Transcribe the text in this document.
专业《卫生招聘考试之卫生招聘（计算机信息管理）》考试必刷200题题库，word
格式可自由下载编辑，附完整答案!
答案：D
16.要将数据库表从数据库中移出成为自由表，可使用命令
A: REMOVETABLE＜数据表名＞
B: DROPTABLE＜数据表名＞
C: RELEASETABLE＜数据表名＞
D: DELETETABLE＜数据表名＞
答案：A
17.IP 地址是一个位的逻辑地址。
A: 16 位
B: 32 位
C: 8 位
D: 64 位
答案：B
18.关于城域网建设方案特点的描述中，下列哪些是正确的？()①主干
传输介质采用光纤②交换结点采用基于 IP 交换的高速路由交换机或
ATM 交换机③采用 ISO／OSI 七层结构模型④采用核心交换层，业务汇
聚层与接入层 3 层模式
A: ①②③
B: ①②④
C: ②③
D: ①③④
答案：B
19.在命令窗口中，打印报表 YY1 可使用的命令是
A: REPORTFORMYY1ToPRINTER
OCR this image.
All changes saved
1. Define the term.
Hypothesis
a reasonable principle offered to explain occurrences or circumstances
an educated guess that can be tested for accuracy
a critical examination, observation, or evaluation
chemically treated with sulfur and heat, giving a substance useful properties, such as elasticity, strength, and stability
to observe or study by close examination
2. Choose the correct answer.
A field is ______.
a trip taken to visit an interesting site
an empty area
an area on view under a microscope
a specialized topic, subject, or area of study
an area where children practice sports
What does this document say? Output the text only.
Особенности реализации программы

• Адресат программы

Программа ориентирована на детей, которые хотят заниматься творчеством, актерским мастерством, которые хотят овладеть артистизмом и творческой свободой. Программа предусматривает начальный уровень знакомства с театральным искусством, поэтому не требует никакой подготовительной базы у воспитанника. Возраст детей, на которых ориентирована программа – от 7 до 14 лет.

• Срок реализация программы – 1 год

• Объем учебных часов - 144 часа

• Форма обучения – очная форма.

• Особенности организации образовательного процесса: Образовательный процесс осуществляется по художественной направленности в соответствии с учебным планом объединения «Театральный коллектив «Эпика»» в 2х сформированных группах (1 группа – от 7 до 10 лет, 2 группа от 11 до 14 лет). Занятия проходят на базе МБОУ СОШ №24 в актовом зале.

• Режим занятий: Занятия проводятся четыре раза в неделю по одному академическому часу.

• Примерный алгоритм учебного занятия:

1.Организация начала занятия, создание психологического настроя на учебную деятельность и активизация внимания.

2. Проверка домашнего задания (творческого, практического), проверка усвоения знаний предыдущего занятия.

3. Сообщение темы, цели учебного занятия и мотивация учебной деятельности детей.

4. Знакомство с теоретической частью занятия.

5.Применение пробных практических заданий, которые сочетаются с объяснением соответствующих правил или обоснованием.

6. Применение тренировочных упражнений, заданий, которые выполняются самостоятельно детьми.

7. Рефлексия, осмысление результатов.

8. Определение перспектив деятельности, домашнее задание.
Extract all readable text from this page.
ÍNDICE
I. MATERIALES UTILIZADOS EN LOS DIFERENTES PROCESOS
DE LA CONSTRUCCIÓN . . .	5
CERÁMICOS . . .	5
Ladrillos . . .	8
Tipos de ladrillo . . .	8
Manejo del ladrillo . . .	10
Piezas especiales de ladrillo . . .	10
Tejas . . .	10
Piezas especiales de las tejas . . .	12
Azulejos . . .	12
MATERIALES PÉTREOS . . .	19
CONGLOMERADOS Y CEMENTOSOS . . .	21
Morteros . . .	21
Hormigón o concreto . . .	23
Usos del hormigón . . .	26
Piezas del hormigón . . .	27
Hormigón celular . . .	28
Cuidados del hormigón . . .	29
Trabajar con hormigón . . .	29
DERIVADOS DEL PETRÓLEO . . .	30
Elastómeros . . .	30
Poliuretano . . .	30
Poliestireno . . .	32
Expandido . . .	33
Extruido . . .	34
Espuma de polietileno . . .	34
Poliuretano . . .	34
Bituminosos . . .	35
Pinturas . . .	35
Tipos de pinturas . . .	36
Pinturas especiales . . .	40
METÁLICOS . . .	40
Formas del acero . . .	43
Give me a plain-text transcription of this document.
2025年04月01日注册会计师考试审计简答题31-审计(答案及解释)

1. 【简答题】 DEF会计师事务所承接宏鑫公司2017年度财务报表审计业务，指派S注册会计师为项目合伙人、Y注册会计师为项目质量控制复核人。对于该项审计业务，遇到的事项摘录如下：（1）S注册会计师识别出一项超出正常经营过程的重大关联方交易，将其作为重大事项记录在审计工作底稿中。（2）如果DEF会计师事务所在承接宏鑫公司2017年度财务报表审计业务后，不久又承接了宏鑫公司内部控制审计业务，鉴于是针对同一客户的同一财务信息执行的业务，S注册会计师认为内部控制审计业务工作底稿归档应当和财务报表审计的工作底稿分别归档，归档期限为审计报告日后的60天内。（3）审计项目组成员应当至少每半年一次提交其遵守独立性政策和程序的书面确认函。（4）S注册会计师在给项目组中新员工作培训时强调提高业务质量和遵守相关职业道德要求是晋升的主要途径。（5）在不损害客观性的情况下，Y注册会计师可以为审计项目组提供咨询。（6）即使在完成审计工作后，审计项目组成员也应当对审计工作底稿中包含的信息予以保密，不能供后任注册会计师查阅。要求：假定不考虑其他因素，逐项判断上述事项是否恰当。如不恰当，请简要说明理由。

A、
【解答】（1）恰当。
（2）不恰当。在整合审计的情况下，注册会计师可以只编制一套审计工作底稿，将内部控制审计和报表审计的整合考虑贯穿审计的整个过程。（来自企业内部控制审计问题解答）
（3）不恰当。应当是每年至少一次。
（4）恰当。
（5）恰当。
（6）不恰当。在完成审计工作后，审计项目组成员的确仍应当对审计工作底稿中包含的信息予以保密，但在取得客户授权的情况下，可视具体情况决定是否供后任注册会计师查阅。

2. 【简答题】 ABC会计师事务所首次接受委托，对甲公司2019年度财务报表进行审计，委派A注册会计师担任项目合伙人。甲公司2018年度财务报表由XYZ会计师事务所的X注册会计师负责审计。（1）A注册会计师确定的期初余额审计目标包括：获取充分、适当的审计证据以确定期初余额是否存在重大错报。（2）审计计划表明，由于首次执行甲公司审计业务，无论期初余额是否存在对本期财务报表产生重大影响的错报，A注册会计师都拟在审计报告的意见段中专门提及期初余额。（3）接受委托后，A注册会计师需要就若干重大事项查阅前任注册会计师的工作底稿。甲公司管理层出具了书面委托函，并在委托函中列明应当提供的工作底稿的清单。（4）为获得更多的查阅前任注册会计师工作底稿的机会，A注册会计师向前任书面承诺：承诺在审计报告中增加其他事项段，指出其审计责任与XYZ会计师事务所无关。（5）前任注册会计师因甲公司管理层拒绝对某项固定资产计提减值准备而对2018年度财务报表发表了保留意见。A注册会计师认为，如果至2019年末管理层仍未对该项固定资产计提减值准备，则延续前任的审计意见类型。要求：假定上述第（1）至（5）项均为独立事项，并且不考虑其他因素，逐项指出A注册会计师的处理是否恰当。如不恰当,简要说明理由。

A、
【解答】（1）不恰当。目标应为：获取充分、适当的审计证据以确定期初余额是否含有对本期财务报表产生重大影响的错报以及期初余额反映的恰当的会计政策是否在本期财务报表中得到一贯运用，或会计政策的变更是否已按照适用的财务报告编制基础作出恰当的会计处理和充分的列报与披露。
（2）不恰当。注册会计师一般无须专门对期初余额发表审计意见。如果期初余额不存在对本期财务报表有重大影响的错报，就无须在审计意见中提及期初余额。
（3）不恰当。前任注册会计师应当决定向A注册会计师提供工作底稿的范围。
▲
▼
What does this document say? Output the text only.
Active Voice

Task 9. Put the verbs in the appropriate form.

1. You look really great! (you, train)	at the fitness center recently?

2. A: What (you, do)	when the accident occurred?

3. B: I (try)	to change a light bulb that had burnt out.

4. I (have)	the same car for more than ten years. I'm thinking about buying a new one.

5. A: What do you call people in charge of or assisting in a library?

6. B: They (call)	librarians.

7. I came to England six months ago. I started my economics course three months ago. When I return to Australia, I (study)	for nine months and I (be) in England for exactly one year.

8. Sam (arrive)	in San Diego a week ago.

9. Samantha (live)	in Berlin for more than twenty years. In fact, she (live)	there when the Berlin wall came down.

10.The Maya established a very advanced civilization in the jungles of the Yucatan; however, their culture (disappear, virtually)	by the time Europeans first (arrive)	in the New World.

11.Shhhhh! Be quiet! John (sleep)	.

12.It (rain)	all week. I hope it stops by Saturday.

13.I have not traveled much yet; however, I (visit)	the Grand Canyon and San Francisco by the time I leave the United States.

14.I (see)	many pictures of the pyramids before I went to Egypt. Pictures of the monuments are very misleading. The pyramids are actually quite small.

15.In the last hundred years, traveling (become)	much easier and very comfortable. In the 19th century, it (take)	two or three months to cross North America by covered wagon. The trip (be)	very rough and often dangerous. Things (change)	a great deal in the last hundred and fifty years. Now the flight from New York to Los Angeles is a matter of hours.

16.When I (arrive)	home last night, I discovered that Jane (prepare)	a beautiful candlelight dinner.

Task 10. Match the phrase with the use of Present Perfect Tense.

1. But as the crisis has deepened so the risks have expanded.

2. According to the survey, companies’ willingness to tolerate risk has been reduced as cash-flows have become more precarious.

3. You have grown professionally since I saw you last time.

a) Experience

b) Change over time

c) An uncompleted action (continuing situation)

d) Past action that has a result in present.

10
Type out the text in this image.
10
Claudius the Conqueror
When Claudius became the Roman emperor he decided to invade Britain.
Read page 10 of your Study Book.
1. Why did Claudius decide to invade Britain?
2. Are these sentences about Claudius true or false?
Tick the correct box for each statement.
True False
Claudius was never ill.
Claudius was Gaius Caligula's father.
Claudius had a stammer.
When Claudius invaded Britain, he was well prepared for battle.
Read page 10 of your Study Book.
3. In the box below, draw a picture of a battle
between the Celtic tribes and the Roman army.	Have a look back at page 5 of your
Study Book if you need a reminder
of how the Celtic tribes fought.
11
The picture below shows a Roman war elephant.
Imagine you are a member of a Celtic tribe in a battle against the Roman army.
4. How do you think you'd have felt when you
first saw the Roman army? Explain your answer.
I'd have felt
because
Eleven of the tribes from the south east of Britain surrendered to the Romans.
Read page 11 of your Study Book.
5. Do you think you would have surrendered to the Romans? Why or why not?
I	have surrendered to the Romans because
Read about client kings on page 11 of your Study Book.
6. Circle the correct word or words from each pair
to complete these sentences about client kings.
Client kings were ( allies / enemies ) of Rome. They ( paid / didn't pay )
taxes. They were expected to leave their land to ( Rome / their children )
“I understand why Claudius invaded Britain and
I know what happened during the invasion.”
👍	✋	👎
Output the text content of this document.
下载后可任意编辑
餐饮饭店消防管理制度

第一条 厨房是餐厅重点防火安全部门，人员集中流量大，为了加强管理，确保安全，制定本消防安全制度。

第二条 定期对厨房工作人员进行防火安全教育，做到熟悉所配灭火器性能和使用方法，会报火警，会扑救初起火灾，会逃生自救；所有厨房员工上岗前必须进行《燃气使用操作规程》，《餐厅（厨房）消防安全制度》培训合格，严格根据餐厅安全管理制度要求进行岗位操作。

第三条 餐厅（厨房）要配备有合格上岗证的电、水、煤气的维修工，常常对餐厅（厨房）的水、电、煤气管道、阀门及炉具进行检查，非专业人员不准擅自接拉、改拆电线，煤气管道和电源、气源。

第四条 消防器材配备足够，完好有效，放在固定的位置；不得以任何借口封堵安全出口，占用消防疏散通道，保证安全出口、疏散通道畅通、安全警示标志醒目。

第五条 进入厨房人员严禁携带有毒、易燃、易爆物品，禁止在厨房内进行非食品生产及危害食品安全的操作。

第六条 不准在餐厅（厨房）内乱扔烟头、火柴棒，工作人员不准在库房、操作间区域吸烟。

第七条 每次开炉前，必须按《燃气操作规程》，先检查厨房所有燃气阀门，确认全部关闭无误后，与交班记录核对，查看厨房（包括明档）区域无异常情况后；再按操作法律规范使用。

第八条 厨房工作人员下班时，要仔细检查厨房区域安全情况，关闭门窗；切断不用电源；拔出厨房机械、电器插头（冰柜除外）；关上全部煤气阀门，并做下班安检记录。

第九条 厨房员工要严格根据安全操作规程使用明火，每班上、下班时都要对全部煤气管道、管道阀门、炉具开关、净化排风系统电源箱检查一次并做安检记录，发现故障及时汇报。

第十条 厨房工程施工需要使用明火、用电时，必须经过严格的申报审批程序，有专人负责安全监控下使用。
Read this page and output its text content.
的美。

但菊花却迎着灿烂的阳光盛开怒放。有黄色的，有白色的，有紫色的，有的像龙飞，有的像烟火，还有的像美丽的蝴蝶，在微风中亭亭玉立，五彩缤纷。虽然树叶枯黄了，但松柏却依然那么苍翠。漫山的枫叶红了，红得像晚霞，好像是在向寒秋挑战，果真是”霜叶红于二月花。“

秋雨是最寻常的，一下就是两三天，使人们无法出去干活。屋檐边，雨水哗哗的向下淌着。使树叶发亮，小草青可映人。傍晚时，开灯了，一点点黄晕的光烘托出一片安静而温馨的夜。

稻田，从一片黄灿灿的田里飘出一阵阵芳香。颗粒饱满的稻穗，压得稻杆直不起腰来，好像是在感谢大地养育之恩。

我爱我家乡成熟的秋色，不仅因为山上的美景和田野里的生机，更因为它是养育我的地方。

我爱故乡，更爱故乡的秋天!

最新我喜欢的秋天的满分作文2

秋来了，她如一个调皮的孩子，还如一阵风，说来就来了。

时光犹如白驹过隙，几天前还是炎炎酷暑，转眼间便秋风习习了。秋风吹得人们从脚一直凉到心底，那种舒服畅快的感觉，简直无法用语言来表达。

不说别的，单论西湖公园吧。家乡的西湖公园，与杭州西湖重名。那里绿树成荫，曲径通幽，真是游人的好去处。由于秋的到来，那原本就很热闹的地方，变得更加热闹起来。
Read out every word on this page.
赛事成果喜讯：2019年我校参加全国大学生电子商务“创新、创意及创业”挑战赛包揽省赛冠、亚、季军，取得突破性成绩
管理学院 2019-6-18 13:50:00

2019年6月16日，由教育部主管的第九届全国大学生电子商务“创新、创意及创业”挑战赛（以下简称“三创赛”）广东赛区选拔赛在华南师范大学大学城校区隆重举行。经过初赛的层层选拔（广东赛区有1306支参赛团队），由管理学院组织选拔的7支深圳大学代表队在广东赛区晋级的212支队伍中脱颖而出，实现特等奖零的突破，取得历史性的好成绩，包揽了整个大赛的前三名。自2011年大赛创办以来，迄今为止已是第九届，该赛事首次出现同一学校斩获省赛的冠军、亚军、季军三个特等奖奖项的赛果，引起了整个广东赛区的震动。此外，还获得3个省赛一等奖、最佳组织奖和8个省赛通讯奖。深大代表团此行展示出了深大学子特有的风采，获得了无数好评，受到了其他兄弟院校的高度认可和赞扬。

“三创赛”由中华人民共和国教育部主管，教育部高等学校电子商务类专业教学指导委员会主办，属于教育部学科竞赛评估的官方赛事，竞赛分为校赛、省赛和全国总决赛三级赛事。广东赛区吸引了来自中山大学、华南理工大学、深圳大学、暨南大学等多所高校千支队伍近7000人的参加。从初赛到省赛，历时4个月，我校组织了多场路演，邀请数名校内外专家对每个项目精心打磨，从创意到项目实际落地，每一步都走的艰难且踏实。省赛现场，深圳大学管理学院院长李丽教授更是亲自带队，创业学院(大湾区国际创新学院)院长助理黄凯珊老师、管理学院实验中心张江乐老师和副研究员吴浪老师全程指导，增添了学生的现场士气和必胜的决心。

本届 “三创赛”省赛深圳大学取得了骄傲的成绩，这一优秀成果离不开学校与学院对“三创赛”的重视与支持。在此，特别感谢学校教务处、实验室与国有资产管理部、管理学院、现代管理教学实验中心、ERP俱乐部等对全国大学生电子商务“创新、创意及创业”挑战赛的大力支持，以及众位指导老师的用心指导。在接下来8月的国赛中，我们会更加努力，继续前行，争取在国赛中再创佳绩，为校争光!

- [Exercise]:
Within the listing above, work out how many lines contain the string "invaded", and reply with that number only.

- [Exercise result]:
2